▸ THE EXERCISE
For each line below that contains the string "pLDDT", copy that line.

(Records from a data collection)
┏━━
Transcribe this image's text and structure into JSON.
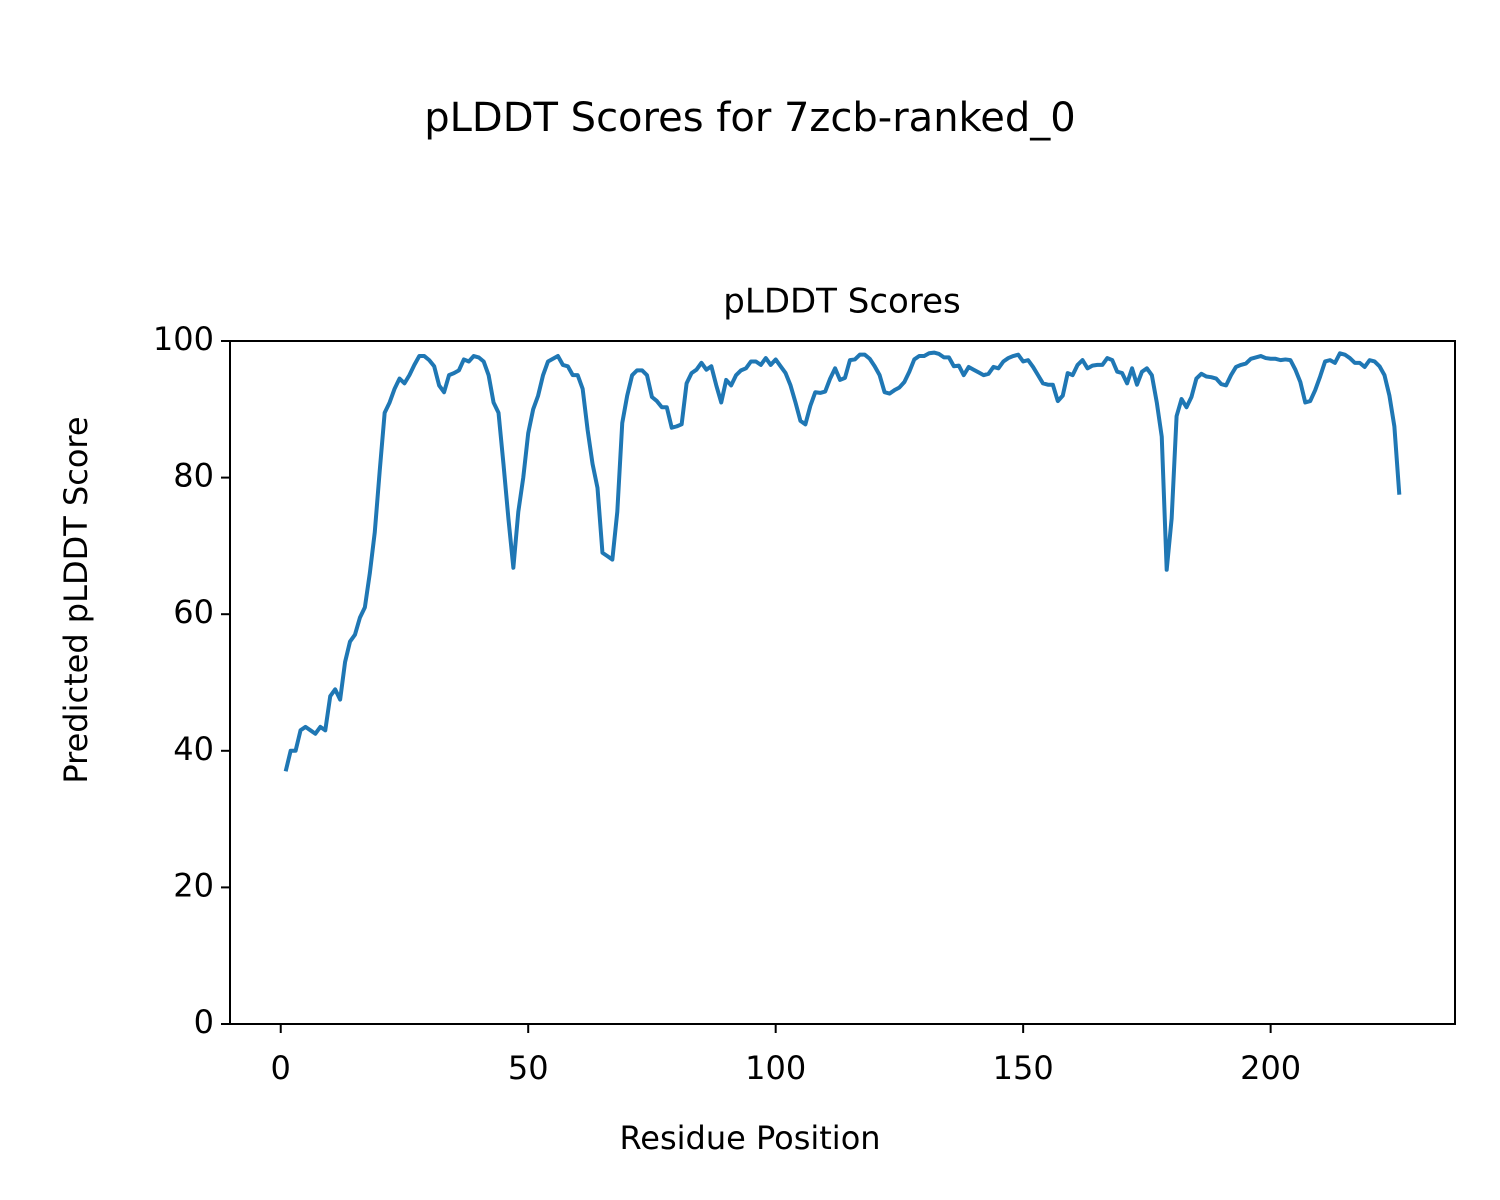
{
  "chart_data": {
    "type": "line",
    "title": "pLDDT Scores for 7zcb-ranked_0",
    "subtitle": "pLDDT Scores",
    "xlabel": "Residue Position",
    "ylabel": "Predicted pLDDT Score",
    "color": "#1f77b4",
    "x": [
      1,
      2,
      3,
      4,
      5,
      6,
      7,
      8,
      9,
      10,
      11,
      12,
      13,
      14,
      15,
      16,
      17,
      18,
      19,
      20,
      21,
      22,
      23,
      24,
      25,
      26,
      27,
      28,
      29,
      30,
      31,
      32,
      33,
      34,
      35,
      36,
      37,
      38,
      39,
      40,
      41,
      42,
      43,
      44,
      45,
      46,
      47,
      48,
      49,
      50,
      51,
      52,
      53,
      54,
      55,
      56,
      57,
      58,
      59,
      60,
      61,
      62,
      63,
      64,
      65,
      66,
      67,
      68,
      69,
      70,
      71,
      72,
      73,
      74,
      75,
      76,
      77,
      78,
      79,
      80,
      81,
      82,
      83,
      84,
      85,
      86,
      87,
      88,
      89,
      90,
      91,
      92,
      93,
      94,
      95,
      96,
      97,
      98,
      99,
      100,
      101,
      102,
      103,
      104,
      105,
      106,
      107,
      108,
      109,
      110,
      111,
      112,
      113,
      114,
      115,
      116,
      117,
      118,
      119,
      120,
      121,
      122,
      123,
      124,
      125,
      126,
      127,
      128,
      129,
      130,
      131,
      132,
      133,
      134,
      135,
      136,
      137,
      138,
      139,
      140,
      141,
      142,
      143,
      144,
      145,
      146,
      147,
      148,
      149,
      150,
      151,
      152,
      153,
      154,
      155,
      156,
      157,
      158,
      159,
      160,
      161,
      162,
      163,
      164,
      165,
      166,
      167,
      168,
      169,
      170,
      171,
      172,
      173,
      174,
      175,
      176,
      177,
      178,
      179,
      180,
      181,
      182,
      183,
      184,
      185,
      186,
      187,
      188,
      189,
      190,
      191,
      192,
      193,
      194,
      195,
      196,
      197,
      198,
      199,
      200,
      201,
      202,
      203,
      204,
      205,
      206,
      207,
      208,
      209,
      210,
      211,
      212,
      213,
      214,
      215,
      216,
      217,
      218,
      219,
      220,
      221,
      222,
      223,
      224,
      225,
      226
    ],
    "values": [
      37,
      40,
      40,
      43,
      43.5,
      43,
      42.5,
      43.5,
      43,
      48,
      49,
      47.5,
      53,
      56,
      57,
      59.5,
      61,
      66,
      72,
      81,
      89.5,
      91,
      93,
      94.5,
      93.8,
      95,
      96.5,
      97.8,
      97.8,
      97.2,
      96.3,
      93.5,
      92.5,
      95,
      95.3,
      95.7,
      97.3,
      97,
      97.8,
      97.6,
      97,
      95,
      91,
      89.5,
      82,
      74,
      66.8,
      75,
      80,
      86.5,
      90,
      92,
      95,
      97,
      97.4,
      97.8,
      96.5,
      96.3,
      95,
      95,
      93,
      87,
      82,
      78.5,
      69,
      68.5,
      68,
      75,
      88,
      92,
      95,
      95.7,
      95.7,
      95,
      91.8,
      91.2,
      90.3,
      90.3,
      87.3,
      87.5,
      87.8,
      93.8,
      95.3,
      95.8,
      96.8,
      95.8,
      96.3,
      93.5,
      91,
      94.3,
      93.5,
      95,
      95.7,
      96,
      97,
      97,
      96.5,
      97.5,
      96.5,
      97.3,
      96.3,
      95.3,
      93.5,
      91,
      88.3,
      87.8,
      90.5,
      92.5,
      92.4,
      92.6,
      94.5,
      96,
      94.3,
      94.6,
      97.2,
      97.3,
      98,
      98,
      97.4,
      96.3,
      95,
      92.5,
      92.3,
      92.8,
      93.2,
      94,
      95.5,
      97.3,
      97.8,
      97.8,
      98.2,
      98.3,
      98.1,
      97.6,
      97.6,
      96.3,
      96.4,
      95,
      96.2,
      95.8,
      95.4,
      95,
      95.2,
      96.2,
      96,
      97,
      97.5,
      97.8,
      98,
      97,
      97.2,
      96.2,
      95,
      93.8,
      93.6,
      93.6,
      91.2,
      92,
      95.3,
      95,
      96.5,
      97.2,
      96,
      96.4,
      96.5,
      96.5,
      97.5,
      97.2,
      95.5,
      95.3,
      93.8,
      96,
      93.6,
      95.5,
      96,
      95,
      91,
      86,
      66.5,
      74,
      89,
      91.5,
      90.3,
      91.8,
      94.5,
      95.2,
      94.8,
      94.7,
      94.5,
      93.7,
      93.5,
      95,
      96.2,
      96.5,
      96.7,
      97.4,
      97.6,
      97.8,
      97.5,
      97.4,
      97.4,
      97.2,
      97.3,
      97.2,
      95.8,
      94,
      91,
      91.2,
      92.8,
      94.8,
      97,
      97.2,
      96.8,
      98.2,
      98,
      97.5,
      96.8,
      96.8,
      96.2,
      97.2,
      97,
      96.3,
      95,
      92,
      87.5,
      77.5
    ],
    "xlim": [
      -10.25,
      237.25
    ],
    "ylim": [
      0,
      100
    ],
    "xticks": [
      0,
      50,
      100,
      150,
      200
    ],
    "yticks": [
      0,
      20,
      40,
      60,
      80,
      100
    ]
  }
}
┗━━
▸ RESULT OF THIS TASK
    "title": "pLDDT Scores for 7zcb-ranked_0",
    "subtitle": "pLDDT Scores",
    "ylabel": "Predicted pLDDT Score",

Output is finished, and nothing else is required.